**WHAT YOU HAVE TO DO:**
In the data below, find every line with the string "page" and pull it out.

**MATERIALS PROVIDED:**
○ ○ ○

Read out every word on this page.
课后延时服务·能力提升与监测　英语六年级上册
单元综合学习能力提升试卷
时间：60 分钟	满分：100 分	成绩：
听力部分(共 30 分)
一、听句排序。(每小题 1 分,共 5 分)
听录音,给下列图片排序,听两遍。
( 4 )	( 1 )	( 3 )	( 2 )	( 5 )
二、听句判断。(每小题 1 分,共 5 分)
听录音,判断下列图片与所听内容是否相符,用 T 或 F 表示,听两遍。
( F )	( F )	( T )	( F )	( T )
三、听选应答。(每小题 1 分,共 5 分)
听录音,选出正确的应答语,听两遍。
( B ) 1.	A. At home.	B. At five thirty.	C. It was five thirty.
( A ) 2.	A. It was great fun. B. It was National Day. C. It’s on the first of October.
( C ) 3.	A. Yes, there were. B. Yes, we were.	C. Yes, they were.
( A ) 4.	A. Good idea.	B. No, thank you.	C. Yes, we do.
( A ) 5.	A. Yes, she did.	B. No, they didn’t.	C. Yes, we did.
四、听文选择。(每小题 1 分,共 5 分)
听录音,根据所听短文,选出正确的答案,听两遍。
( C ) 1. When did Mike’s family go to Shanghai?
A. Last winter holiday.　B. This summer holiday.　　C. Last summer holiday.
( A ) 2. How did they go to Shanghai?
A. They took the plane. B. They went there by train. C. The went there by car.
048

○ ○ ○

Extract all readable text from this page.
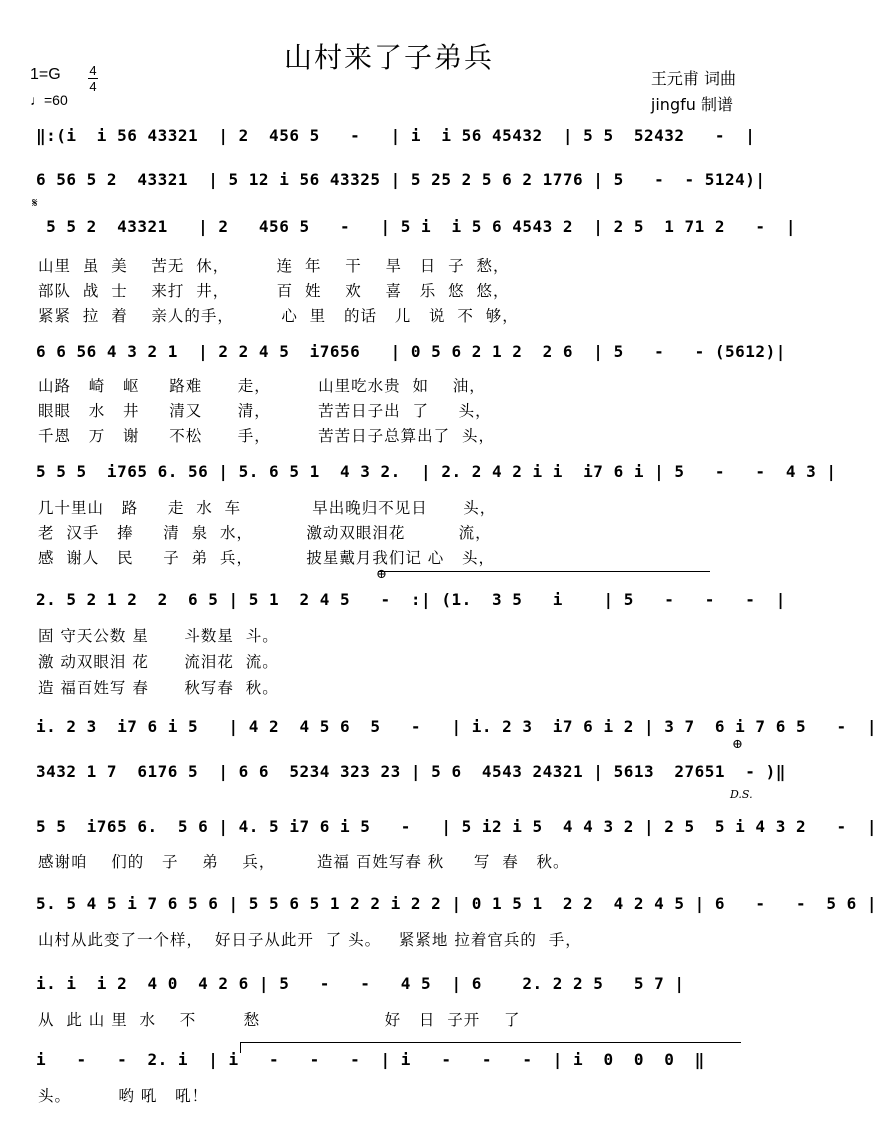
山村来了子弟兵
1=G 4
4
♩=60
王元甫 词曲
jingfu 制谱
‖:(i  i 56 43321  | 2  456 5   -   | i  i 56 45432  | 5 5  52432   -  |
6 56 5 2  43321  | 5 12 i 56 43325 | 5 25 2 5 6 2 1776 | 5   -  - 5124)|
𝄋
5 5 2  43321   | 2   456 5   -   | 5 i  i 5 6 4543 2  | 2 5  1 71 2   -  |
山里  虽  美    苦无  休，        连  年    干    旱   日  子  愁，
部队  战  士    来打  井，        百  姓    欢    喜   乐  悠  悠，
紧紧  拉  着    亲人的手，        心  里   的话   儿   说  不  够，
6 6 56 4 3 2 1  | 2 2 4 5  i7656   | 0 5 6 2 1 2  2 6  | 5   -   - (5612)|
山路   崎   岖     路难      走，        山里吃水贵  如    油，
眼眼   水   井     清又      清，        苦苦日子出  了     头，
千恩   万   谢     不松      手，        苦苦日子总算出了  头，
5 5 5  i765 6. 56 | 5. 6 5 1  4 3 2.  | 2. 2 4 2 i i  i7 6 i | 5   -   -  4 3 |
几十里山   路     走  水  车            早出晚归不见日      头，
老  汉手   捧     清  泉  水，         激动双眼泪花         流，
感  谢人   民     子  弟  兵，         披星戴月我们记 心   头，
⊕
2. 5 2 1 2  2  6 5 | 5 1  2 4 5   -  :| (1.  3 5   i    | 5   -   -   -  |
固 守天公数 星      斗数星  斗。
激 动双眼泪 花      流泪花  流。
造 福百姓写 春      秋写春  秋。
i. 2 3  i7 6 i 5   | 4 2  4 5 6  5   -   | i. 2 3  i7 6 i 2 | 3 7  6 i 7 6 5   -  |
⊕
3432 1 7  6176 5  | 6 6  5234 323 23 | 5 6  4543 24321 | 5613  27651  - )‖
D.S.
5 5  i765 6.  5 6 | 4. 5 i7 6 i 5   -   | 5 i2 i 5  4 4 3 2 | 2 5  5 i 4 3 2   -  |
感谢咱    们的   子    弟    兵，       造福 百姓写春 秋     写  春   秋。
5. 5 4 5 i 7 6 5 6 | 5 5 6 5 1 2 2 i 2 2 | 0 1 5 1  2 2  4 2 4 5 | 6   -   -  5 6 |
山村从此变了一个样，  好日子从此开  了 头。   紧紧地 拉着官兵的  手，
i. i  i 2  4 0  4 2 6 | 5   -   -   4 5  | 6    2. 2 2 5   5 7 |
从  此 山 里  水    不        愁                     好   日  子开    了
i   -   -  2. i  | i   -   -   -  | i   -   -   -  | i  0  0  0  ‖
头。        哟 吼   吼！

○ ○ ○

**ANSWER IN FULL:**
Read out every word on this page.
Extract all readable text from this page.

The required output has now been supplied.